═════ Materials provided

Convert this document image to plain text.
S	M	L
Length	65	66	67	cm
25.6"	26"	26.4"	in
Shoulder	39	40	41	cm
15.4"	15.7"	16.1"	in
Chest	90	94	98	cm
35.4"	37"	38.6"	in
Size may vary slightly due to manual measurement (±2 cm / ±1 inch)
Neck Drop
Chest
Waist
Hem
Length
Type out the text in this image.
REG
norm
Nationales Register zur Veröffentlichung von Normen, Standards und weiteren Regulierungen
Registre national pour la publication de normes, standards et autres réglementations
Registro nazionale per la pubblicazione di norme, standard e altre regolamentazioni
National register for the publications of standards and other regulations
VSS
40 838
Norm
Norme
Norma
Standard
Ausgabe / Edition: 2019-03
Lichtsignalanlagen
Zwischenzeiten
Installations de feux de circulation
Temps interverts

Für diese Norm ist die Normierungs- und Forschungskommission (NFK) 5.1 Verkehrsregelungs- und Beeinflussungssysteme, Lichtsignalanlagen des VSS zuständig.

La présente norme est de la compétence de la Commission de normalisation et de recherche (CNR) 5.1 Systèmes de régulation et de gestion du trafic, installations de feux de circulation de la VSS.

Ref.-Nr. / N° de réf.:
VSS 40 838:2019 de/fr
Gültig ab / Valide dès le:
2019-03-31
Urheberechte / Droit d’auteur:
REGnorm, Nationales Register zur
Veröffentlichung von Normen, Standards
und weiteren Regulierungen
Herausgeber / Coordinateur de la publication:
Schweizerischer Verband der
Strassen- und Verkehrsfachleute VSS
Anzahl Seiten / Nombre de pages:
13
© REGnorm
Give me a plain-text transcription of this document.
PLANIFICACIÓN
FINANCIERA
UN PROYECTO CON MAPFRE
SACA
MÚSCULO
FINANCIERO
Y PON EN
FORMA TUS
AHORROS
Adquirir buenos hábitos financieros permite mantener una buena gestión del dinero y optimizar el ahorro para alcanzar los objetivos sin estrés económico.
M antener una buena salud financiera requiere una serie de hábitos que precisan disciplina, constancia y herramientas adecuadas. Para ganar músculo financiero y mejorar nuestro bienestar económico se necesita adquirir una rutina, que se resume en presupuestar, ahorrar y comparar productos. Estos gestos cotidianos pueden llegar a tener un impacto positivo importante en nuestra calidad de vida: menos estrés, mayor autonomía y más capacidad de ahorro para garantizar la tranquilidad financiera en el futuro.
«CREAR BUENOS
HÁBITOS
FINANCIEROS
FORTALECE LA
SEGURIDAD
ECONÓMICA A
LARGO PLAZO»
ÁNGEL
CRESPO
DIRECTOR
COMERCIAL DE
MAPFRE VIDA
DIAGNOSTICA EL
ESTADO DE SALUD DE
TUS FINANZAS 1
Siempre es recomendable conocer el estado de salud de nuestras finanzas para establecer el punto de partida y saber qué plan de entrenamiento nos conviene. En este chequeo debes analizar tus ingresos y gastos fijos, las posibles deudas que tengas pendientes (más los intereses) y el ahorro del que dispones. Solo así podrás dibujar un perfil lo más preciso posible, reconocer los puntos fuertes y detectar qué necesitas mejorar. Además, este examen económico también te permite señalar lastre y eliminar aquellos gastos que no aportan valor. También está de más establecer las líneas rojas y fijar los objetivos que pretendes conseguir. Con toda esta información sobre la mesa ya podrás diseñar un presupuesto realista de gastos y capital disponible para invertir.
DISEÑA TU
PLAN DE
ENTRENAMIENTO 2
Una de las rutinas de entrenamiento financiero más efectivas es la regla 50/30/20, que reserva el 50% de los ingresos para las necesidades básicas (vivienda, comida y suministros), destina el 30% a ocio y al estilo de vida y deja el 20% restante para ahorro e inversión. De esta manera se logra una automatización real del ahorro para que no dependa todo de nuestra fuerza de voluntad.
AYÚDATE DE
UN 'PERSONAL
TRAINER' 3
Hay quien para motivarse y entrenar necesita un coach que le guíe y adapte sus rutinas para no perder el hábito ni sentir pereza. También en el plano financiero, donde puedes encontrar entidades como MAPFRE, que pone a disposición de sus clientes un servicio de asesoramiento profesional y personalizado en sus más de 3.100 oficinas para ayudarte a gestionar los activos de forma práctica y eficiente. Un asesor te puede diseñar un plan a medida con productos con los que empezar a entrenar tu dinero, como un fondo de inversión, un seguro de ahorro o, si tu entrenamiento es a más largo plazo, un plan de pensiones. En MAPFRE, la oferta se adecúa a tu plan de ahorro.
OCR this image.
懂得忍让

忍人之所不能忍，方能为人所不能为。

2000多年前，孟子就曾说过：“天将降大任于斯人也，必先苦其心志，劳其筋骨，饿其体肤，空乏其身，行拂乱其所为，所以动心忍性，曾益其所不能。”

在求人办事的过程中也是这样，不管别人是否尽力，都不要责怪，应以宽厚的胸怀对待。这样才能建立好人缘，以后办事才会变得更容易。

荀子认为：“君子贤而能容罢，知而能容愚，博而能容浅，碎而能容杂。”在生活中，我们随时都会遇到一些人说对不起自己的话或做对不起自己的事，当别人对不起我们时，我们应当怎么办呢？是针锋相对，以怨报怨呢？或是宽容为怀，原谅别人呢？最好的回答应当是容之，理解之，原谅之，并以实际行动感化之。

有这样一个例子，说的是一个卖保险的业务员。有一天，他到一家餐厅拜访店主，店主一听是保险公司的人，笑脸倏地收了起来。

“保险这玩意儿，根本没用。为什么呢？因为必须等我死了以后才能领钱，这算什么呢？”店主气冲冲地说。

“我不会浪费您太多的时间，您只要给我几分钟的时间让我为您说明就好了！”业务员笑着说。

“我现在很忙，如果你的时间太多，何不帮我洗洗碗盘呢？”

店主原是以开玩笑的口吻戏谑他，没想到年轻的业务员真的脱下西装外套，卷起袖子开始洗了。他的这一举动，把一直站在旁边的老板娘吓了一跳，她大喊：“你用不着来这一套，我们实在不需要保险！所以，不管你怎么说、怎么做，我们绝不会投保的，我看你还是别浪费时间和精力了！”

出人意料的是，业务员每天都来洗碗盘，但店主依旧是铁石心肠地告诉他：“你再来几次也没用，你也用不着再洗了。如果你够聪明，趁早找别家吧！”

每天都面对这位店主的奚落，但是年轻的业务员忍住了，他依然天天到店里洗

══════════

[Brief]
Each line of the material above must be retyped precisely.

[Reply]
Convert this document image to plain text.
S	M	L
Length	65	66	67	cm
25.6"	26"	26.4"	in
Shoulder	39	40	41	cm
15.4"	15.7"	16.1"	in
Chest	90	94	98	cm
35.4"	37"	38.6"	in
Size may vary slightly due to manual measurement (±2 cm / ±1 inch)
Neck Drop
Chest
Waist
Hem
Length
Type out the text in this image.
REG
norm
Nationales Register zur Veröffentlichung von Normen, Standards und weiteren Regulierungen
Registre national pour la publication de normes, standards et autres réglementations
Registro nazionale per la pubblicazione di norme, standard e altre regolamentazioni
National register for the publications of standards and other regulations
VSS
40 838
Norm
Norme
Norma
Standard
Ausgabe / Edition: 2019-03
Lichtsignalanlagen
Zwischenzeiten
Installations de feux de circulation
Temps interverts

Für diese Norm ist die Normierungs- und Forschungskommission (NFK) 5.1 Verkehrsregelungs- und Beeinflussungssysteme, Lichtsignalanlagen des VSS zuständig.

La présente norme est de la compétence de la Commission de normalisation et de recherche (CNR) 5.1 Systèmes de régulation et de gestion du trafic, installations de feux de circulation de la VSS.

Ref.-Nr. / N° de réf.:
VSS 40 838:2019 de/fr
Gültig ab / Valide dès le:
2019-03-31
Urheberechte / Droit d’auteur:
REGnorm, Nationales Register zur
Veröffentlichung von Normen, Standards
und weiteren Regulierungen
Herausgeber / Coordinateur de la publication:
Schweizerischer Verband der
Strassen- und Verkehrsfachleute VSS
Anzahl Seiten / Nombre de pages:
13
© REGnorm
Give me a plain-text transcription of this document.
PLANIFICACIÓN
FINANCIERA
UN PROYECTO CON MAPFRE
SACA
MÚSCULO
FINANCIERO
Y PON EN
FORMA TUS
AHORROS
Adquirir buenos hábitos financieros permite mantener una buena gestión del dinero y optimizar el ahorro para alcanzar los objetivos sin estrés económico.
M antener una buena salud financiera requiere una serie de hábitos que precisan disciplina, constancia y herramientas adecuadas. Para ganar músculo financiero y mejorar nuestro bienestar económico se necesita adquirir una rutina, que se resume en presupuestar, ahorrar y comparar productos. Estos gestos cotidianos pueden llegar a tener un impacto positivo importante en nuestra calidad de vida: menos estrés, mayor autonomía y más capacidad de ahorro para garantizar la tranquilidad financiera en el futuro.
«CREAR BUENOS
HÁBITOS
FINANCIEROS
FORTALECE LA
SEGURIDAD
ECONÓMICA A
LARGO PLAZO»
ÁNGEL
CRESPO
DIRECTOR
COMERCIAL DE
MAPFRE VIDA
DIAGNOSTICA EL
ESTADO DE SALUD DE
TUS FINANZAS 1
Siempre es recomendable conocer el estado de salud de nuestras finanzas para establecer el punto de partida y saber qué plan de entrenamiento nos conviene. En este chequeo debes analizar tus ingresos y gastos fijos, las posibles deudas que tengas pendientes (más los intereses) y el ahorro del que dispones. Solo así podrás dibujar un perfil lo más preciso posible, reconocer los puntos fuertes y detectar qué necesitas mejorar. Además, este examen económico también te permite señalar lastre y eliminar aquellos gastos que no aportan valor. También está de más establecer las líneas rojas y fijar los objetivos que pretendes conseguir. Con toda esta información sobre la mesa ya podrás diseñar un presupuesto realista de gastos y capital disponible para invertir.
DISEÑA TU
PLAN DE
ENTRENAMIENTO 2
Una de las rutinas de entrenamiento financiero más efectivas es la regla 50/30/20, que reserva el 50% de los ingresos para las necesidades básicas (vivienda, comida y suministros), destina el 30% a ocio y al estilo de vida y deja el 20% restante para ahorro e inversión. De esta manera se logra una automatización real del ahorro para que no dependa todo de nuestra fuerza de voluntad.
AYÚDATE DE
UN 'PERSONAL
TRAINER' 3
Hay quien para motivarse y entrenar necesita un coach que le guíe y adapte sus rutinas para no perder el hábito ni sentir pereza. También en el plano financiero, donde puedes encontrar entidades como MAPFRE, que pone a disposición de sus clientes un servicio de asesoramiento profesional y personalizado en sus más de 3.100 oficinas para ayudarte a gestionar los activos de forma práctica y eficiente. Un asesor te puede diseñar un plan a medida con productos con los que empezar a entrenar tu dinero, como un fondo de inversión, un seguro de ahorro o, si tu entrenamiento es a más largo plazo, un plan de pensiones. En MAPFRE, la oferta se adecúa a tu plan de ahorro.
OCR this image.
懂得忍让

忍人之所不能忍，方能为人所不能为。

2000多年前，孟子就曾说过：“天将降大任于斯人也，必先苦其心志，劳其筋骨，饿其体肤，空乏其身，行拂乱其所为，所以动心忍性，曾益其所不能。”

在求人办事的过程中也是这样，不管别人是否尽力，都不要责怪，应以宽厚的胸怀对待。这样才能建立好人缘，以后办事才会变得更容易。

荀子认为：“君子贤而能容罢，知而能容愚，博而能容浅，碎而能容杂。”在生活中，我们随时都会遇到一些人说对不起自己的话或做对不起自己的事，当别人对不起我们时，我们应当怎么办呢？是针锋相对，以怨报怨呢？或是宽容为怀，原谅别人呢？最好的回答应当是容之，理解之，原谅之，并以实际行动感化之。

有这样一个例子，说的是一个卖保险的业务员。有一天，他到一家餐厅拜访店主，店主一听是保险公司的人，笑脸倏地收了起来。

“保险这玩意儿，根本没用。为什么呢？因为必须等我死了以后才能领钱，这算什么呢？”店主气冲冲地说。

“我不会浪费您太多的时间，您只要给我几分钟的时间让我为您说明就好了！”业务员笑着说。

“我现在很忙，如果你的时间太多，何不帮我洗洗碗盘呢？”

店主原是以开玩笑的口吻戏谑他，没想到年轻的业务员真的脱下西装外套，卷起袖子开始洗了。他的这一举动，把一直站在旁边的老板娘吓了一跳，她大喊：“你用不着来这一套，我们实在不需要保险！所以，不管你怎么说、怎么做，我们绝不会投保的，我看你还是别浪费时间和精力了！”

出人意料的是，业务员每天都来洗碗盘，但店主依旧是铁石心肠地告诉他：“你再来几次也没用，你也用不着再洗了。如果你够聪明，趁早找别家吧！”

每天都面对这位店主的奚落，但是年轻的业务员忍住了，他依然天天到店里洗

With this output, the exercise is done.